What is needed: Return the entries below verbatim. Pictures stay out.

---

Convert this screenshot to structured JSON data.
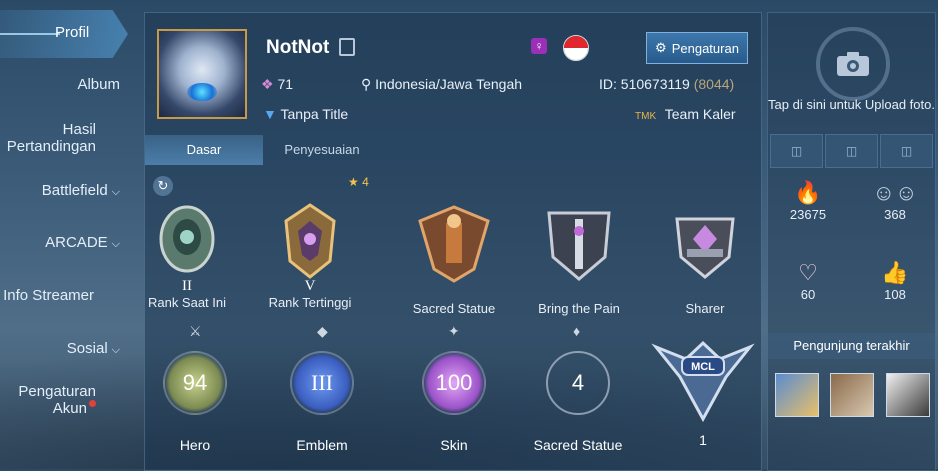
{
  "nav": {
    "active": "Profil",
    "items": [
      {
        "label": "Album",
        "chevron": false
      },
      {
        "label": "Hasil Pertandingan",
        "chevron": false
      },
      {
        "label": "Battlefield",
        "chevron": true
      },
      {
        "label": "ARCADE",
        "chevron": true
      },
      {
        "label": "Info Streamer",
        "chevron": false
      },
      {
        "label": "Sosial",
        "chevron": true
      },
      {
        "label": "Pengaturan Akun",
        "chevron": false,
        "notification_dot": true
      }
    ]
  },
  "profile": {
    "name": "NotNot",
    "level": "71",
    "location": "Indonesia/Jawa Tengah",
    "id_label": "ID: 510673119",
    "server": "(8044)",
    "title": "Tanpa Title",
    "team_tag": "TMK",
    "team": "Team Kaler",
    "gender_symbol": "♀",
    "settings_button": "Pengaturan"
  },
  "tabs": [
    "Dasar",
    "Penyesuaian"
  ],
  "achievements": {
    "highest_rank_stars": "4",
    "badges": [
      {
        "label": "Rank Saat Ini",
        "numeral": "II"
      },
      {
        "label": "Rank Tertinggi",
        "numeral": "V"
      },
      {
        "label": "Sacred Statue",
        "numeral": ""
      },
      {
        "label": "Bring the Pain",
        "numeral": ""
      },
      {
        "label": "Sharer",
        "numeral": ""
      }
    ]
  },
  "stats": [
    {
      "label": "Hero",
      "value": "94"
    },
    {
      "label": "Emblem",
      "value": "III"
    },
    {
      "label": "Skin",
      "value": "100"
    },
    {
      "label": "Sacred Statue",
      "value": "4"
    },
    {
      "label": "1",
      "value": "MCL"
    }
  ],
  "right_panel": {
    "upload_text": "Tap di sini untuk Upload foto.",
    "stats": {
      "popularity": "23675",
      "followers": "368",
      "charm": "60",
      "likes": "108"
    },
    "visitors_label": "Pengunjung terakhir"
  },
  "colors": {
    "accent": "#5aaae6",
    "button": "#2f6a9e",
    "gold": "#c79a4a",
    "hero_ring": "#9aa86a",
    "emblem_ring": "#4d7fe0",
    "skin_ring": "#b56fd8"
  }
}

---

Output for this exercise:
Convert this screenshot to structured JSON data.
{
  "nav": {
    "active": "Profil",
    "items": [
      {
        "label": "Album",
        "chevron": false
      },
      {
        "label": "Hasil Pertandingan",
        "chevron": false
      },
      {
        "label": "Battlefield",
        "chevron": true
      },
      {
        "label": "ARCADE",
        "chevron": true
      },
      {
        "label": "Info Streamer",
        "chevron": false
      },
      {
        "label": "Sosial",
        "chevron": true
      },
      {
        "label": "Pengaturan Akun",
        "chevron": false,
        "notification_dot": true
      }
    ]
  },
  "profile": {
    "name": "NotNot",
    "level": "71",
    "location": "Indonesia/Jawa Tengah",
    "id_label": "ID: 510673119",
    "server": "(8044)",
    "title": "Tanpa Title",
    "team_tag": "TMK",
    "team": "Team Kaler",
    "gender_symbol": "♀",
    "settings_button": "Pengaturan"
  },
  "tabs": [
    "Dasar",
    "Penyesuaian"
  ],
  "achievements": {
    "highest_rank_stars": "4",
    "badges": [
      {
        "label": "Rank Saat Ini",
        "numeral": "II"
      },
      {
        "label": "Rank Tertinggi",
        "numeral": "V"
      },
      {
        "label": "Sacred Statue",
        "numeral": ""
      },
      {
        "label": "Bring the Pain",
        "numeral": ""
      },
      {
        "label": "Sharer",
        "numeral": ""
      }
    ]
  },
  "stats": [
    {
      "label": "Hero",
      "value": "94"
    },
    {
      "label": "Emblem",
      "value": "III"
    },
    {
      "label": "Skin",
      "value": "100"
    },
    {
      "label": "Sacred Statue",
      "value": "4"
    },
    {
      "label": "1",
      "value": "MCL"
    }
  ],
  "right_panel": {
    "upload_text": "Tap di sini untuk Upload foto.",
    "stats": {
      "popularity": "23675",
      "followers": "368",
      "charm": "60",
      "likes": "108"
    },
    "visitors_label": "Pengunjung terakhir"
  },
  "colors": {
    "accent": "#5aaae6",
    "button": "#2f6a9e",
    "gold": "#c79a4a",
    "hero_ring": "#9aa86a",
    "emblem_ring": "#4d7fe0",
    "skin_ring": "#b56fd8"
  }
}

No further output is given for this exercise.